Work task: In the express delivery report summary, which company led business volume growth in the first three quarters of 2024, and at what rate?

### Text excerpt ###

快递行业2024年三季报业绩综述:需求韧性足、“反内卷”下更利于业绩弹性释放,持续看好行业投资机会
Huachuang Securities·2024-11-04 00:23

Investment Rating - The report maintains a "Buy" recommendation for the express delivery industry, highlighting ongoing investment opportunities due to the industry's resilience and evolving competitive landscape [4][5]. Core Insights - The express delivery industry has shown strong demand resilience, with a business volume growth rate of 22% in the first three quarters of 2024, and a notable performance from Shentong Express, which led the growth at 30.8% [2][12]. - The average revenue per package has declined, with a year-on-year decrease of 12.2% to 8.05 yuan, although prices have stabilized month-on-month since August [2][20]. - The report emphasizes the positive financial performance of major companies, with SF Express achieving a record net profit in Q3 and Shentong Express showing a remarkable year-on-year profit increase of 195% [2][30]. Summary by Sections Industry Overview - The express delivery industry completed a business volume of 1,237.7 billion packages in the first three quarters, reflecting a 22% year-on-year growth. The total revenue reached 1 trillion yuan, up 14.1% [2][12]. - In Q3 alone, the industry handled 436.1 billion packages, marking a 20.1% increase, with revenues of 3,436.8 billion yuan, a 12.4% rise [2][11]. Performance Analysis - SF Express reported a net profit of 76.2 billion yuan for the first three quarters, a 21.6% increase, while Shentong Express's profit surged by 195% to 6.5 billion yuan [2][30]. - The report notes that the average revenue per package for the industry was 7.88 yuan in Q3, down 11.8% year-on-year, with Shentong showing the smallest decline among major players [2][25]. Investment Recommendations - The report suggests focusing on leading companies like Zhongtong Express, which is expected to benefit from its market leadership and profitability, and recommends attention to YTO Express and Yunda Express as well [4][30]. - The report highlights the ongoing shift in competitive strategies among major companies, with a focus on service quality and operational efficiency, which is expected to enhance profitability in the long term [4][30].

### Record extracts ###

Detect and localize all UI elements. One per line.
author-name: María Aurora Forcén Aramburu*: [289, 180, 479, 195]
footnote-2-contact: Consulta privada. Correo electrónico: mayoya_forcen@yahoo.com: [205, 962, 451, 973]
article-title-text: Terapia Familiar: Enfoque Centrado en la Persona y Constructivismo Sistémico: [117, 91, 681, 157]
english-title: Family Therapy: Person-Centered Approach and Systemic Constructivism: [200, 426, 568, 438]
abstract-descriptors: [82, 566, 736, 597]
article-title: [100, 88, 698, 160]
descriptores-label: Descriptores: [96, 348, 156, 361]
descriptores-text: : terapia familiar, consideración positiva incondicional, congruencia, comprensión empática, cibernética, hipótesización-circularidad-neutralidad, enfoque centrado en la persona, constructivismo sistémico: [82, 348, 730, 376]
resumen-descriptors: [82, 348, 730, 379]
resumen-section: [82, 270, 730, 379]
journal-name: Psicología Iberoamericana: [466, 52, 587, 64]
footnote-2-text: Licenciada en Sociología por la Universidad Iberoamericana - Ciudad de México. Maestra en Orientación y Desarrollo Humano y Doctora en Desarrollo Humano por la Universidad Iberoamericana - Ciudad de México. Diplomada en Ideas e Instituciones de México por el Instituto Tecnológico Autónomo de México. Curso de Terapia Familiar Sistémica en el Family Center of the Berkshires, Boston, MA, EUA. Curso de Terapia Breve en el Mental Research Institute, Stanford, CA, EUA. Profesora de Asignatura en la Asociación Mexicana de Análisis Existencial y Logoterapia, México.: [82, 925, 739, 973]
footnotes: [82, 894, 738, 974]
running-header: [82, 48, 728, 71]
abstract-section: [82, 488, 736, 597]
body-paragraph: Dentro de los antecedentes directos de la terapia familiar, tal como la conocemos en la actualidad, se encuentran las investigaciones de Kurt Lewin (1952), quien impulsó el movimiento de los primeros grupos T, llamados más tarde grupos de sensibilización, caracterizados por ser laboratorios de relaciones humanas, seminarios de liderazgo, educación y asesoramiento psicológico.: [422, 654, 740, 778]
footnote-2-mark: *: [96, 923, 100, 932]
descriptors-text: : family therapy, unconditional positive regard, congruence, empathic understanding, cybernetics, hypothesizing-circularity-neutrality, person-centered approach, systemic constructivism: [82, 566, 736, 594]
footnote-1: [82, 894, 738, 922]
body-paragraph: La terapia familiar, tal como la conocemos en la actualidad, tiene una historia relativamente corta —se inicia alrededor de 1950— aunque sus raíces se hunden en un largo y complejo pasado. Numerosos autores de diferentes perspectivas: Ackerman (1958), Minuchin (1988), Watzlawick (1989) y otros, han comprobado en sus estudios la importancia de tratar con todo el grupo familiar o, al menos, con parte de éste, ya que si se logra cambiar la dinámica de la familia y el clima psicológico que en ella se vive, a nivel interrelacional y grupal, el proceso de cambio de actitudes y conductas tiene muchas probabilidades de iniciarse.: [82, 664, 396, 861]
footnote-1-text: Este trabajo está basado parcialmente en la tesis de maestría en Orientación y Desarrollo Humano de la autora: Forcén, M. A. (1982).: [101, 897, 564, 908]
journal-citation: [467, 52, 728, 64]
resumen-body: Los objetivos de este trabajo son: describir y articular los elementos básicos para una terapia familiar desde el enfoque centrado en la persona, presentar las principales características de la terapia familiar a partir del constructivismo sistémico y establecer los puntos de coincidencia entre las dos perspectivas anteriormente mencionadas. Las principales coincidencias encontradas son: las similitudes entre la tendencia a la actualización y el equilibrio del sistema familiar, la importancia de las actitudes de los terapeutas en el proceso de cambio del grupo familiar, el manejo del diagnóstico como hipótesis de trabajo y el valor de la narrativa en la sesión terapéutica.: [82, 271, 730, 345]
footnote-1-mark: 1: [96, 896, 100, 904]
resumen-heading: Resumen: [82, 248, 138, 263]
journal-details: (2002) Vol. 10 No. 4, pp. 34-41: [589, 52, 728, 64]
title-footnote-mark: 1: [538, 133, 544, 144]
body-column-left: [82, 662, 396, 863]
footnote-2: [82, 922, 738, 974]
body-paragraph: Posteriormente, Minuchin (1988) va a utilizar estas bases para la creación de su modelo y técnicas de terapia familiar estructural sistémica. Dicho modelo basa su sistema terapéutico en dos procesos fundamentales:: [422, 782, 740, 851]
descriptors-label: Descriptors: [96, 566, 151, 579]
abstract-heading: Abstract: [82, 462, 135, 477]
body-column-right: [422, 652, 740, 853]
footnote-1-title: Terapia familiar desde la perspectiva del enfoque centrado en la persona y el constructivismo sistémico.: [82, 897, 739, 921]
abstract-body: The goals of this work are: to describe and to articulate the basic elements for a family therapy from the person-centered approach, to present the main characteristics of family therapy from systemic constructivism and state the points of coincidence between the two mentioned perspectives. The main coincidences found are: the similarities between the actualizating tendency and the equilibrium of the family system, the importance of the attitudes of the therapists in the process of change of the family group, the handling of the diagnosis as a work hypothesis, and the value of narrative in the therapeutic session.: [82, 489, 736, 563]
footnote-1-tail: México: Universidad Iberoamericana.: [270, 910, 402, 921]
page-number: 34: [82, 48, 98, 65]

###

The answer: Shentong Express led the growth at 30.8%.